## What you need to do
Each record below should be output verbatim, without pictures.

╭──

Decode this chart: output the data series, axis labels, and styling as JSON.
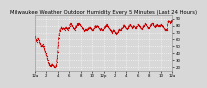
{
  "title": "Milwaukee Weather Outdoor Humidity Every 5 Minutes (Last 24 Hours)",
  "ylim": [
    15,
    95
  ],
  "yticks": [
    20,
    30,
    40,
    50,
    60,
    70,
    80,
    90
  ],
  "background_color": "#d8d8d8",
  "plot_bg_color": "#d8d8d8",
  "line_color": "#cc0000",
  "line_style": "--",
  "line_width": 0.6,
  "marker": "s",
  "marker_size": 0.8,
  "grid_color": "#ffffff",
  "title_fontsize": 3.8,
  "tick_fontsize": 2.8,
  "humidity_values": [
    65,
    63,
    61,
    59,
    57,
    59,
    60,
    62,
    61,
    59,
    57,
    55,
    53,
    51,
    50,
    51,
    52,
    53,
    51,
    50,
    48,
    46,
    44,
    42,
    40,
    38,
    36,
    33,
    30,
    28,
    26,
    25,
    24,
    23,
    22,
    22,
    23,
    24,
    25,
    24,
    23,
    22,
    21,
    20,
    20,
    21,
    22,
    23,
    28,
    34,
    42,
    52,
    62,
    67,
    72,
    74,
    76,
    77,
    78,
    76,
    75,
    76,
    77,
    76,
    75,
    74,
    76,
    77,
    78,
    77,
    76,
    75,
    74,
    76,
    77,
    78,
    80,
    82,
    84,
    82,
    81,
    80,
    79,
    78,
    77,
    76,
    75,
    74,
    76,
    78,
    80,
    81,
    82,
    83,
    82,
    81,
    82,
    83,
    82,
    81,
    80,
    79,
    78,
    77,
    76,
    75,
    74,
    73,
    72,
    73,
    74,
    75,
    74,
    73,
    74,
    75,
    76,
    77,
    76,
    77,
    78,
    77,
    76,
    75,
    74,
    73,
    74,
    75,
    76,
    77,
    78,
    79,
    80,
    79,
    78,
    79,
    80,
    79,
    78,
    77,
    76,
    75,
    74,
    75,
    76,
    75,
    74,
    73,
    74,
    75,
    76,
    77,
    78,
    79,
    80,
    81,
    82,
    81,
    80,
    79,
    78,
    77,
    76,
    75,
    74,
    73,
    72,
    71,
    70,
    72,
    73,
    74,
    73,
    72,
    71,
    70,
    69,
    68,
    69,
    70,
    71,
    72,
    73,
    74,
    75,
    74,
    73,
    74,
    75,
    76,
    77,
    78,
    79,
    80,
    81,
    80,
    79,
    78,
    77,
    76,
    75,
    76,
    77,
    78,
    79,
    80,
    81,
    82,
    81,
    80,
    79,
    78,
    77,
    78,
    79,
    80,
    79,
    78,
    77,
    76,
    77,
    78,
    79,
    80,
    81,
    82,
    81,
    80,
    79,
    78,
    77,
    76,
    75,
    76,
    77,
    78,
    79,
    80,
    81,
    82,
    83,
    82,
    81,
    80,
    79,
    78,
    77,
    76,
    77,
    78,
    79,
    80,
    81,
    82,
    83,
    84,
    83,
    82,
    81,
    80,
    79,
    78,
    79,
    80,
    81,
    82,
    81,
    80,
    79,
    80,
    81,
    80,
    79,
    80,
    81,
    82,
    81,
    80,
    79,
    78,
    77,
    76,
    75,
    74,
    73,
    74,
    75,
    74,
    73,
    85,
    86,
    87,
    86,
    85,
    84,
    85,
    86,
    87,
    88,
    87
  ],
  "num_xticks": 13,
  "time_labels": [
    "12a",
    "2",
    "4",
    "6",
    "8",
    "10",
    "12p",
    "2",
    "4",
    "6",
    "8",
    "10",
    "12a"
  ]
}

╰──

## Right answer
Decode this chart: output the data series, axis labels, and styling as JSON.
{
  "title": "Milwaukee Weather Outdoor Humidity Every 5 Minutes (Last 24 Hours)",
  "ylim": [
    15,
    95
  ],
  "yticks": [
    20,
    30,
    40,
    50,
    60,
    70,
    80,
    90
  ],
  "background_color": "#d8d8d8",
  "plot_bg_color": "#d8d8d8",
  "line_color": "#cc0000",
  "line_style": "--",
  "line_width": 0.6,
  "marker": "s",
  "marker_size": 0.8,
  "grid_color": "#ffffff",
  "title_fontsize": 3.8,
  "tick_fontsize": 2.8,
  "humidity_values": [
    65,
    63,
    61,
    59,
    57,
    59,
    60,
    62,
    61,
    59,
    57,
    55,
    53,
    51,
    50,
    51,
    52,
    53,
    51,
    50,
    48,
    46,
    44,
    42,
    40,
    38,
    36,
    33,
    30,
    28,
    26,
    25,
    24,
    23,
    22,
    22,
    23,
    24,
    25,
    24,
    23,
    22,
    21,
    20,
    20,
    21,
    22,
    23,
    28,
    34,
    42,
    52,
    62,
    67,
    72,
    74,
    76,
    77,
    78,
    76,
    75,
    76,
    77,
    76,
    75,
    74,
    76,
    77,
    78,
    77,
    76,
    75,
    74,
    76,
    77,
    78,
    80,
    82,
    84,
    82,
    81,
    80,
    79,
    78,
    77,
    76,
    75,
    74,
    76,
    78,
    80,
    81,
    82,
    83,
    82,
    81,
    82,
    83,
    82,
    81,
    80,
    79,
    78,
    77,
    76,
    75,
    74,
    73,
    72,
    73,
    74,
    75,
    74,
    73,
    74,
    75,
    76,
    77,
    76,
    77,
    78,
    77,
    76,
    75,
    74,
    73,
    74,
    75,
    76,
    77,
    78,
    79,
    80,
    79,
    78,
    79,
    80,
    79,
    78,
    77,
    76,
    75,
    74,
    75,
    76,
    75,
    74,
    73,
    74,
    75,
    76,
    77,
    78,
    79,
    80,
    81,
    82,
    81,
    80,
    79,
    78,
    77,
    76,
    75,
    74,
    73,
    72,
    71,
    70,
    72,
    73,
    74,
    73,
    72,
    71,
    70,
    69,
    68,
    69,
    70,
    71,
    72,
    73,
    74,
    75,
    74,
    73,
    74,
    75,
    76,
    77,
    78,
    79,
    80,
    81,
    80,
    79,
    78,
    77,
    76,
    75,
    76,
    77,
    78,
    79,
    80,
    81,
    82,
    81,
    80,
    79,
    78,
    77,
    78,
    79,
    80,
    79,
    78,
    77,
    76,
    77,
    78,
    79,
    80,
    81,
    82,
    81,
    80,
    79,
    78,
    77,
    76,
    75,
    76,
    77,
    78,
    79,
    80,
    81,
    82,
    83,
    82,
    81,
    80,
    79,
    78,
    77,
    76,
    77,
    78,
    79,
    80,
    81,
    82,
    83,
    84,
    83,
    82,
    81,
    80,
    79,
    78,
    79,
    80,
    81,
    82,
    81,
    80,
    79,
    80,
    81,
    80,
    79,
    80,
    81,
    82,
    81,
    80,
    79,
    78,
    77,
    76,
    75,
    74,
    73,
    74,
    75,
    74,
    73,
    85,
    86,
    87,
    86,
    85,
    84,
    85,
    86,
    87,
    88,
    87
  ],
  "num_xticks": 13,
  "time_labels": [
    "12a",
    "2",
    "4",
    "6",
    "8",
    "10",
    "12p",
    "2",
    "4",
    "6",
    "8",
    "10",
    "12a"
  ]
}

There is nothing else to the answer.